▸ **Exercise requirements**
Determine how many lines below hold the string "message". Reply with the number alone.

A block of data
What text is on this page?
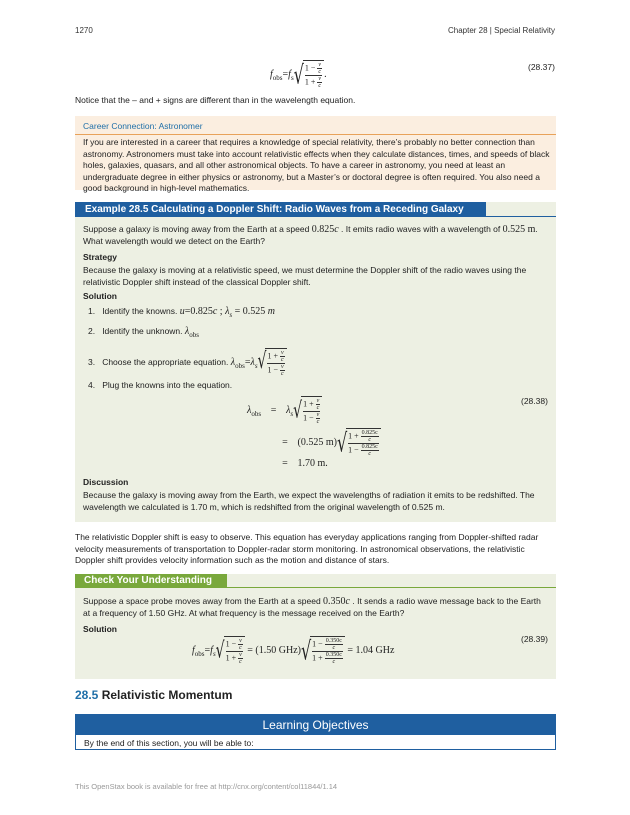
1270	Chapter 28 | Special Relativity
$f_{obs}=f_s√ \frac{1 - \frac{v}{c}}{1 + \frac{v}{c}}$ .
(28.37)
Notice that the – and + signs are different than in the wavelength equation.
Career Connection: Astronomer
If you are interested in a career that requires a knowledge of special relativity, there’s probably no better connection than astronomy. Astronomers must take into account relativistic effects when they calculate distances, times, and speeds of black holes, galaxies, quasars, and all other astronomical objects. To have a career in astronomy, you need at least an undergraduate degree in either physics or astronomy, but a Master’s or doctoral degree is often required. You also need a good background in high-level mathematics.
Example 28.5 Calculating a Doppler Shift: Radio Waves from a Receding Galaxy
Suppose a galaxy is moving away from the Earth at a speed 0.825c . It emits radio waves with a wavelength of 0.525 m.
What wavelength would we detect on the Earth?
Strategy
Because the galaxy is moving at a relativistic speed, we must determine the Doppler shift of the radio waves using the relativistic Doppler shift instead of the classical Doppler shift.
Solution
1. Identify the knowns. u=0.825c ; $\lambda_s = 0.525$ m
2. Identify the unknown. $\lambda_{obs}$
3. Choose the appropriate equation. $\lambda_{obs}=\lambda_s√ \frac{1 + \frac{v}{c}}{1 - \frac{v}{c}}$
4. Plug the knowns into the equation.
(28.38)
$\lambda_{obs} = \lambda_s√ \frac{1 + \frac{v}{c}}{1 - \frac{v}{c}}$
= (0.525 $m)√ \frac{1 + \frac{0.825c}{c}}{1 - \frac{0.825c}{c}}$
= 1.70 m.
Discussion
Because the galaxy is moving away from the Earth, we expect the wavelengths of radiation it emits to be redshifted. The wavelength we calculated is 1.70 m, which is redshifted from the original wavelength of 0.525 m.
The relativistic Doppler shift is easy to observe. This equation has everyday applications ranging from Doppler-shifted radar velocity measurements of transportation to Doppler-radar storm monitoring. In astronomical observations, the relativistic Doppler shift provides velocity information such as the motion and distance of stars.
Check Your Understanding
Suppose a space probe moves away from the Earth at a speed 0.350c . It sends a radio wave message back to the Earth
at a frequency of 1.50 GHz. At what frequency is the message received on the Earth?
Solution
(28.39)
$f_{obs}=f_s√ \frac{1 - \frac{v}{c}}{1 + \frac{v}{c}} = (1.50$ $GHz)√ \frac{1 - \frac{0.350c}{c}}{1 + \frac{0.350c}{c}} = 1.04$ GHz
28.5 Relativistic Momentum
Learning Objectives
By the end of this section, you will be able to:
This OpenStax book is available for free at http://cnx.org/content/col11844/1.14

▸ **Final result**
2